Given information:
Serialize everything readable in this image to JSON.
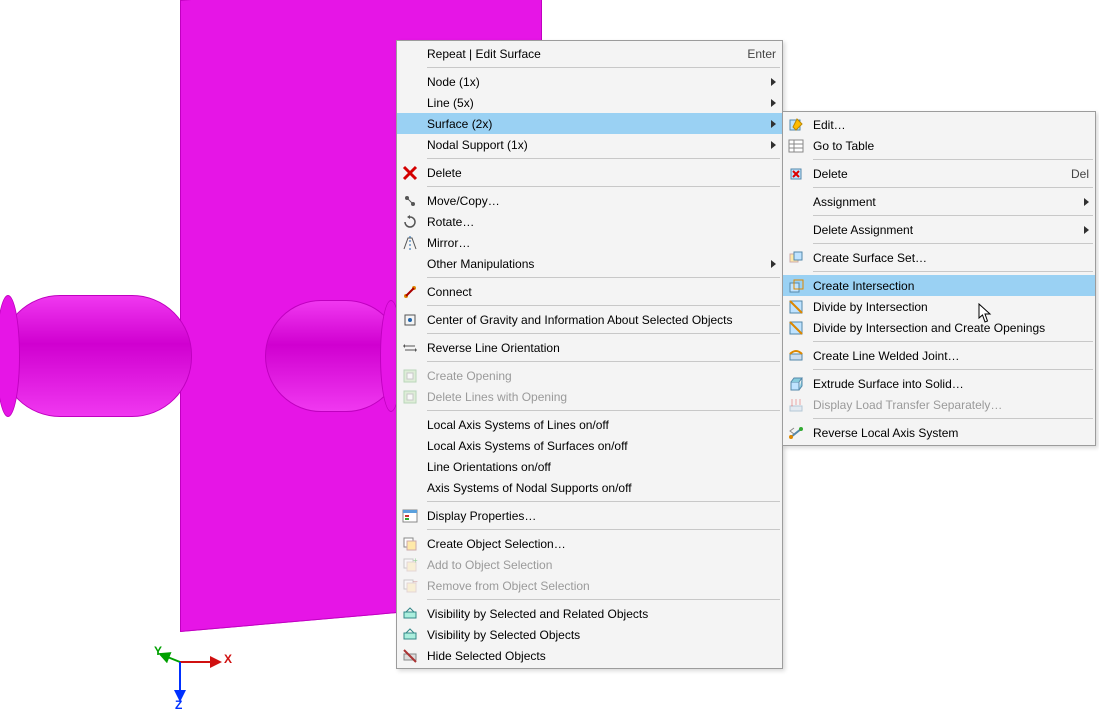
{
  "viewport": {
    "axis_x": "X",
    "axis_y": "Y",
    "axis_z": "Z",
    "axis_x_color": "#d01010",
    "axis_y_color": "#00a000",
    "axis_z_color": "#0030ff"
  },
  "menu_main": {
    "items": [
      {
        "label": "Repeat | Edit Surface",
        "accel": "Enter",
        "icon": "",
        "arrow": false,
        "sepAfter": true
      },
      {
        "label": "Node (1x)",
        "accel": "",
        "icon": "",
        "arrow": true,
        "sepAfter": false
      },
      {
        "label": "Line (5x)",
        "accel": "",
        "icon": "",
        "arrow": true,
        "sepAfter": false
      },
      {
        "label": "Surface (2x)",
        "accel": "",
        "icon": "",
        "arrow": true,
        "sepAfter": false,
        "highlight": true
      },
      {
        "label": "Nodal Support (1x)",
        "accel": "",
        "icon": "",
        "arrow": true,
        "sepAfter": true
      },
      {
        "label": "Delete",
        "accel": "",
        "icon": "x-red",
        "arrow": false,
        "sepAfter": true
      },
      {
        "label": "Move/Copy…",
        "accel": "",
        "icon": "move",
        "arrow": false,
        "sepAfter": false
      },
      {
        "label": "Rotate…",
        "accel": "",
        "icon": "rotate",
        "arrow": false,
        "sepAfter": false
      },
      {
        "label": "Mirror…",
        "accel": "",
        "icon": "mirror",
        "arrow": false,
        "sepAfter": false
      },
      {
        "label": "Other Manipulations",
        "accel": "",
        "icon": "",
        "arrow": true,
        "sepAfter": true
      },
      {
        "label": "Connect",
        "accel": "",
        "icon": "connect",
        "arrow": false,
        "sepAfter": true
      },
      {
        "label": "Center of Gravity and Information About Selected Objects",
        "accel": "",
        "icon": "cog",
        "arrow": false,
        "sepAfter": true
      },
      {
        "label": "Reverse Line Orientation",
        "accel": "",
        "icon": "rev",
        "arrow": false,
        "sepAfter": true
      },
      {
        "label": "Create Opening",
        "accel": "",
        "icon": "open",
        "arrow": false,
        "sepAfter": false,
        "disabled": true
      },
      {
        "label": "Delete Lines with Opening",
        "accel": "",
        "icon": "open",
        "arrow": false,
        "sepAfter": true,
        "disabled": true
      },
      {
        "label": "Local Axis Systems of Lines on/off",
        "accel": "",
        "icon": "",
        "arrow": false,
        "sepAfter": false
      },
      {
        "label": "Local Axis Systems of Surfaces on/off",
        "accel": "",
        "icon": "",
        "arrow": false,
        "sepAfter": false
      },
      {
        "label": "Line Orientations on/off",
        "accel": "",
        "icon": "",
        "arrow": false,
        "sepAfter": false
      },
      {
        "label": "Axis Systems of Nodal Supports on/off",
        "accel": "",
        "icon": "",
        "arrow": false,
        "sepAfter": true
      },
      {
        "label": "Display Properties…",
        "accel": "",
        "icon": "prop",
        "arrow": false,
        "sepAfter": true
      },
      {
        "label": "Create Object Selection…",
        "accel": "",
        "icon": "sel",
        "arrow": false,
        "sepAfter": false
      },
      {
        "label": "Add to Object Selection",
        "accel": "",
        "icon": "seladd",
        "arrow": false,
        "sepAfter": false,
        "disabled": true
      },
      {
        "label": "Remove from Object Selection",
        "accel": "",
        "icon": "selrem",
        "arrow": false,
        "sepAfter": true,
        "disabled": true
      },
      {
        "label": "Visibility by Selected and Related Objects",
        "accel": "",
        "icon": "vis",
        "arrow": false,
        "sepAfter": false
      },
      {
        "label": "Visibility by Selected Objects",
        "accel": "",
        "icon": "vis",
        "arrow": false,
        "sepAfter": false
      },
      {
        "label": "Hide Selected Objects",
        "accel": "",
        "icon": "hide",
        "arrow": false,
        "sepAfter": false
      }
    ]
  },
  "menu_sub": {
    "items": [
      {
        "label": "Edit…",
        "accel": "",
        "icon": "edit",
        "arrow": false,
        "sepAfter": false
      },
      {
        "label": "Go to Table",
        "accel": "",
        "icon": "table",
        "arrow": false,
        "sepAfter": true
      },
      {
        "label": "Delete",
        "accel": "Del",
        "icon": "del",
        "arrow": false,
        "sepAfter": true
      },
      {
        "label": "Assignment",
        "accel": "",
        "icon": "",
        "arrow": true,
        "sepAfter": true
      },
      {
        "label": "Delete Assignment",
        "accel": "",
        "icon": "",
        "arrow": true,
        "sepAfter": true
      },
      {
        "label": "Create Surface Set…",
        "accel": "",
        "icon": "set",
        "arrow": false,
        "sepAfter": true
      },
      {
        "label": "Create Intersection",
        "accel": "",
        "icon": "int",
        "arrow": false,
        "sepAfter": false,
        "highlight": true
      },
      {
        "label": "Divide by Intersection",
        "accel": "",
        "icon": "div",
        "arrow": false,
        "sepAfter": false
      },
      {
        "label": "Divide by Intersection and Create Openings",
        "accel": "",
        "icon": "div",
        "arrow": false,
        "sepAfter": true
      },
      {
        "label": "Create Line Welded Joint…",
        "accel": "",
        "icon": "weld",
        "arrow": false,
        "sepAfter": true
      },
      {
        "label": "Extrude Surface into Solid…",
        "accel": "",
        "icon": "extr",
        "arrow": false,
        "sepAfter": false
      },
      {
        "label": "Display Load Transfer Separately…",
        "accel": "",
        "icon": "load",
        "arrow": false,
        "sepAfter": true,
        "disabled": true
      },
      {
        "label": "Reverse Local Axis System",
        "accel": "",
        "icon": "revax",
        "arrow": false,
        "sepAfter": false
      }
    ]
  }
}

Short exercise: Without the pictures, repeat all the records word for word.

Task result:
Serialize everything readable in this image to JSON.
{
  "viewport": {
    "axis_x": "X",
    "axis_y": "Y",
    "axis_z": "Z",
    "axis_x_color": "#d01010",
    "axis_y_color": "#00a000",
    "axis_z_color": "#0030ff"
  },
  "menu_main": {
    "items": [
      {
        "label": "Repeat | Edit Surface",
        "accel": "Enter",
        "icon": "",
        "arrow": false,
        "sepAfter": true
      },
      {
        "label": "Node (1x)",
        "accel": "",
        "icon": "",
        "arrow": true,
        "sepAfter": false
      },
      {
        "label": "Line (5x)",
        "accel": "",
        "icon": "",
        "arrow": true,
        "sepAfter": false
      },
      {
        "label": "Surface (2x)",
        "accel": "",
        "icon": "",
        "arrow": true,
        "sepAfter": false,
        "highlight": true
      },
      {
        "label": "Nodal Support (1x)",
        "accel": "",
        "icon": "",
        "arrow": true,
        "sepAfter": true
      },
      {
        "label": "Delete",
        "accel": "",
        "icon": "x-red",
        "arrow": false,
        "sepAfter": true
      },
      {
        "label": "Move/Copy…",
        "accel": "",
        "icon": "move",
        "arrow": false,
        "sepAfter": false
      },
      {
        "label": "Rotate…",
        "accel": "",
        "icon": "rotate",
        "arrow": false,
        "sepAfter": false
      },
      {
        "label": "Mirror…",
        "accel": "",
        "icon": "mirror",
        "arrow": false,
        "sepAfter": false
      },
      {
        "label": "Other Manipulations",
        "accel": "",
        "icon": "",
        "arrow": true,
        "sepAfter": true
      },
      {
        "label": "Connect",
        "accel": "",
        "icon": "connect",
        "arrow": false,
        "sepAfter": true
      },
      {
        "label": "Center of Gravity and Information About Selected Objects",
        "accel": "",
        "icon": "cog",
        "arrow": false,
        "sepAfter": true
      },
      {
        "label": "Reverse Line Orientation",
        "accel": "",
        "icon": "rev",
        "arrow": false,
        "sepAfter": true
      },
      {
        "label": "Create Opening",
        "accel": "",
        "icon": "open",
        "arrow": false,
        "sepAfter": false,
        "disabled": true
      },
      {
        "label": "Delete Lines with Opening",
        "accel": "",
        "icon": "open",
        "arrow": false,
        "sepAfter": true,
        "disabled": true
      },
      {
        "label": "Local Axis Systems of Lines on/off",
        "accel": "",
        "icon": "",
        "arrow": false,
        "sepAfter": false
      },
      {
        "label": "Local Axis Systems of Surfaces on/off",
        "accel": "",
        "icon": "",
        "arrow": false,
        "sepAfter": false
      },
      {
        "label": "Line Orientations on/off",
        "accel": "",
        "icon": "",
        "arrow": false,
        "sepAfter": false
      },
      {
        "label": "Axis Systems of Nodal Supports on/off",
        "accel": "",
        "icon": "",
        "arrow": false,
        "sepAfter": true
      },
      {
        "label": "Display Properties…",
        "accel": "",
        "icon": "prop",
        "arrow": false,
        "sepAfter": true
      },
      {
        "label": "Create Object Selection…",
        "accel": "",
        "icon": "sel",
        "arrow": false,
        "sepAfter": false
      },
      {
        "label": "Add to Object Selection",
        "accel": "",
        "icon": "seladd",
        "arrow": false,
        "sepAfter": false,
        "disabled": true
      },
      {
        "label": "Remove from Object Selection",
        "accel": "",
        "icon": "selrem",
        "arrow": false,
        "sepAfter": true,
        "disabled": true
      },
      {
        "label": "Visibility by Selected and Related Objects",
        "accel": "",
        "icon": "vis",
        "arrow": false,
        "sepAfter": false
      },
      {
        "label": "Visibility by Selected Objects",
        "accel": "",
        "icon": "vis",
        "arrow": false,
        "sepAfter": false
      },
      {
        "label": "Hide Selected Objects",
        "accel": "",
        "icon": "hide",
        "arrow": false,
        "sepAfter": false
      }
    ]
  },
  "menu_sub": {
    "items": [
      {
        "label": "Edit…",
        "accel": "",
        "icon": "edit",
        "arrow": false,
        "sepAfter": false
      },
      {
        "label": "Go to Table",
        "accel": "",
        "icon": "table",
        "arrow": false,
        "sepAfter": true
      },
      {
        "label": "Delete",
        "accel": "Del",
        "icon": "del",
        "arrow": false,
        "sepAfter": true
      },
      {
        "label": "Assignment",
        "accel": "",
        "icon": "",
        "arrow": true,
        "sepAfter": true
      },
      {
        "label": "Delete Assignment",
        "accel": "",
        "icon": "",
        "arrow": true,
        "sepAfter": true
      },
      {
        "label": "Create Surface Set…",
        "accel": "",
        "icon": "set",
        "arrow": false,
        "sepAfter": true
      },
      {
        "label": "Create Intersection",
        "accel": "",
        "icon": "int",
        "arrow": false,
        "sepAfter": false,
        "highlight": true
      },
      {
        "label": "Divide by Intersection",
        "accel": "",
        "icon": "div",
        "arrow": false,
        "sepAfter": false
      },
      {
        "label": "Divide by Intersection and Create Openings",
        "accel": "",
        "icon": "div",
        "arrow": false,
        "sepAfter": true
      },
      {
        "label": "Create Line Welded Joint…",
        "accel": "",
        "icon": "weld",
        "arrow": false,
        "sepAfter": true
      },
      {
        "label": "Extrude Surface into Solid…",
        "accel": "",
        "icon": "extr",
        "arrow": false,
        "sepAfter": false
      },
      {
        "label": "Display Load Transfer Separately…",
        "accel": "",
        "icon": "load",
        "arrow": false,
        "sepAfter": true,
        "disabled": true
      },
      {
        "label": "Reverse Local Axis System",
        "accel": "",
        "icon": "revax",
        "arrow": false,
        "sepAfter": false
      }
    ]
  }
}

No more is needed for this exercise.